§ **Goal**:
Take the data that follows and retype it word for word.

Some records
────────────────────────────────────────

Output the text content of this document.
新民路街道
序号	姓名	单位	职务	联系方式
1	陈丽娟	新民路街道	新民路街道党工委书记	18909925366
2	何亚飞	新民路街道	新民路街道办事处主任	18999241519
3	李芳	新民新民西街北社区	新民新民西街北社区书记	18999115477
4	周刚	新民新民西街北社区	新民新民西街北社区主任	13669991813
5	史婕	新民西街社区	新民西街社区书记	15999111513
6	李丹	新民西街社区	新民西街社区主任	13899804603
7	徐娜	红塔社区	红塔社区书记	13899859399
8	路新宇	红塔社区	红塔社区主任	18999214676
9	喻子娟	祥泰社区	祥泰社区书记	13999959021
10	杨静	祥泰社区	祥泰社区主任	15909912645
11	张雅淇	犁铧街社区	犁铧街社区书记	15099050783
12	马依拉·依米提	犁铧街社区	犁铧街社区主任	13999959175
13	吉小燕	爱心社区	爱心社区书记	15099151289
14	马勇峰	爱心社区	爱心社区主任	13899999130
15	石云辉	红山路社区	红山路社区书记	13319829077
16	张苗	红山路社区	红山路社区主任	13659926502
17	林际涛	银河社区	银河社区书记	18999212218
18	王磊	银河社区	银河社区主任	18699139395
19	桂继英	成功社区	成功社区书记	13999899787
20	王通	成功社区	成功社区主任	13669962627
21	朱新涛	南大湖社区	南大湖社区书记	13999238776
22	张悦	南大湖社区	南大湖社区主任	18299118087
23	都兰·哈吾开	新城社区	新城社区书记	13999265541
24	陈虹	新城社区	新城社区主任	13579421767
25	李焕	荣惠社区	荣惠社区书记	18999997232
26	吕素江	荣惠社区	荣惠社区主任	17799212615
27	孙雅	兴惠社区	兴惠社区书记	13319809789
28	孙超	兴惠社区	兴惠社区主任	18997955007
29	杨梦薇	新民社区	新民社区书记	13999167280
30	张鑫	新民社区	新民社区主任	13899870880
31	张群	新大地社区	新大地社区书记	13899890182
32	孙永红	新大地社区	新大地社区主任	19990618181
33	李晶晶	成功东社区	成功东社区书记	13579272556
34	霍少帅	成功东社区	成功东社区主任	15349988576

────────────────────────────────────────

§ **Correct response**:
Output the text content of this document.
新民路街道
序号	姓名	单位	职务	联系方式
1	陈丽娟	新民路街道	新民路街道党工委书记	18909925366
2	何亚飞	新民路街道	新民路街道办事处主任	18999241519
3	李芳	新民新民西街北社区	新民新民西街北社区书记	18999115477
4	周刚	新民新民西街北社区	新民新民西街北社区主任	13669991813
5	史婕	新民西街社区	新民西街社区书记	15999111513
6	李丹	新民西街社区	新民西街社区主任	13899804603
7	徐娜	红塔社区	红塔社区书记	13899859399
8	路新宇	红塔社区	红塔社区主任	18999214676
9	喻子娟	祥泰社区	祥泰社区书记	13999959021
10	杨静	祥泰社区	祥泰社区主任	15909912645
11	张雅淇	犁铧街社区	犁铧街社区书记	15099050783
12	马依拉·依米提	犁铧街社区	犁铧街社区主任	13999959175
13	吉小燕	爱心社区	爱心社区书记	15099151289
14	马勇峰	爱心社区	爱心社区主任	13899999130
15	石云辉	红山路社区	红山路社区书记	13319829077
16	张苗	红山路社区	红山路社区主任	13659926502
17	林际涛	银河社区	银河社区书记	18999212218
18	王磊	银河社区	银河社区主任	18699139395
19	桂继英	成功社区	成功社区书记	13999899787
20	王通	成功社区	成功社区主任	13669962627
21	朱新涛	南大湖社区	南大湖社区书记	13999238776
22	张悦	南大湖社区	南大湖社区主任	18299118087
23	都兰·哈吾开	新城社区	新城社区书记	13999265541
24	陈虹	新城社区	新城社区主任	13579421767
25	李焕	荣惠社区	荣惠社区书记	18999997232
26	吕素江	荣惠社区	荣惠社区主任	17799212615
27	孙雅	兴惠社区	兴惠社区书记	13319809789
28	孙超	兴惠社区	兴惠社区主任	18997955007
29	杨梦薇	新民社区	新民社区书记	13999167280
30	张鑫	新民社区	新民社区主任	13899870880
31	张群	新大地社区	新大地社区书记	13899890182
32	孙永红	新大地社区	新大地社区主任	19990618181
33	李晶晶	成功东社区	成功东社区书记	13579272556
34	霍少帅	成功东社区	成功东社区主任	15349988576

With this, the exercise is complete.